## Task directions
Restate the entire listing word for word.

== Data shown ==

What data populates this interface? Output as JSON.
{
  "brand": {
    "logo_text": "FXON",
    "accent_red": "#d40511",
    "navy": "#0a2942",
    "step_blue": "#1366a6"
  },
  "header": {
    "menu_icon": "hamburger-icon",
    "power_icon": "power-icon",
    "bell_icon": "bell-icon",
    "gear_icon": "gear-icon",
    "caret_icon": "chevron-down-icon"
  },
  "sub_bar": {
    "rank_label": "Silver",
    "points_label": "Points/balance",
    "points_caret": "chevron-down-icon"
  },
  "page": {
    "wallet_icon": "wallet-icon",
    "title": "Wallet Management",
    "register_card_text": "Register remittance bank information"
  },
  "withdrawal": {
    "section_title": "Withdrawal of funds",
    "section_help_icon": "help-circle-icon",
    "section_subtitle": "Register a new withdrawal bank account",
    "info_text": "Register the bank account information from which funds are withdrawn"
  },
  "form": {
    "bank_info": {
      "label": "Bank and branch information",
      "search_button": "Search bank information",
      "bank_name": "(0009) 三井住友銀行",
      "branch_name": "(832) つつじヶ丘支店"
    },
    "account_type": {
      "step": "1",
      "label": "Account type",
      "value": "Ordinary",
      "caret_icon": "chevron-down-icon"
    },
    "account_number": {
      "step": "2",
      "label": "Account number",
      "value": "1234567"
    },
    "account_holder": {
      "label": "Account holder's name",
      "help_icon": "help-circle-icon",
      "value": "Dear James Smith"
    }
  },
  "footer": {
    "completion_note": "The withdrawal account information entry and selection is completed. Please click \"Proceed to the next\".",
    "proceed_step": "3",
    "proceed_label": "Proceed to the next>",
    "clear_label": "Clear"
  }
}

===

## Output for this task
What data populates this interface? Output as JSON.
{
  "brand": {
    "logo_text": "FXON",
    "accent_red": "#d40511",
    "navy": "#0a2942",
    "step_blue": "#1366a6"
  },
  "header": {
    "menu_icon": "hamburger-icon",
    "power_icon": "power-icon",
    "bell_icon": "bell-icon",
    "gear_icon": "gear-icon",
    "caret_icon": "chevron-down-icon"
  },
  "sub_bar": {
    "rank_label": "Silver",
    "points_label": "Points/balance",
    "points_caret": "chevron-down-icon"
  },
  "page": {
    "wallet_icon": "wallet-icon",
    "title": "Wallet Management",
    "register_card_text": "Register remittance bank information"
  },
  "withdrawal": {
    "section_title": "Withdrawal of funds",
    "section_help_icon": "help-circle-icon",
    "section_subtitle": "Register a new withdrawal bank account",
    "info_text": "Register the bank account information from which funds are withdrawn"
  },
  "form": {
    "bank_info": {
      "label": "Bank and branch information",
      "search_button": "Search bank information",
      "bank_name": "(0009) 三井住友銀行",
      "branch_name": "(832) つつじヶ丘支店"
    },
    "account_type": {
      "step": "1",
      "label": "Account type",
      "value": "Ordinary",
      "caret_icon": "chevron-down-icon"
    },
    "account_number": {
      "step": "2",
      "label": "Account number",
      "value": "1234567"
    },
    "account_holder": {
      "label": "Account holder's name",
      "help_icon": "help-circle-icon",
      "value": "Dear James Smith"
    }
  },
  "footer": {
    "completion_note": "The withdrawal account information entry and selection is completed. Please click \"Proceed to the next\".",
    "proceed_step": "3",
    "proceed_label": "Proceed to the next>",
    "clear_label": "Clear"
  }
}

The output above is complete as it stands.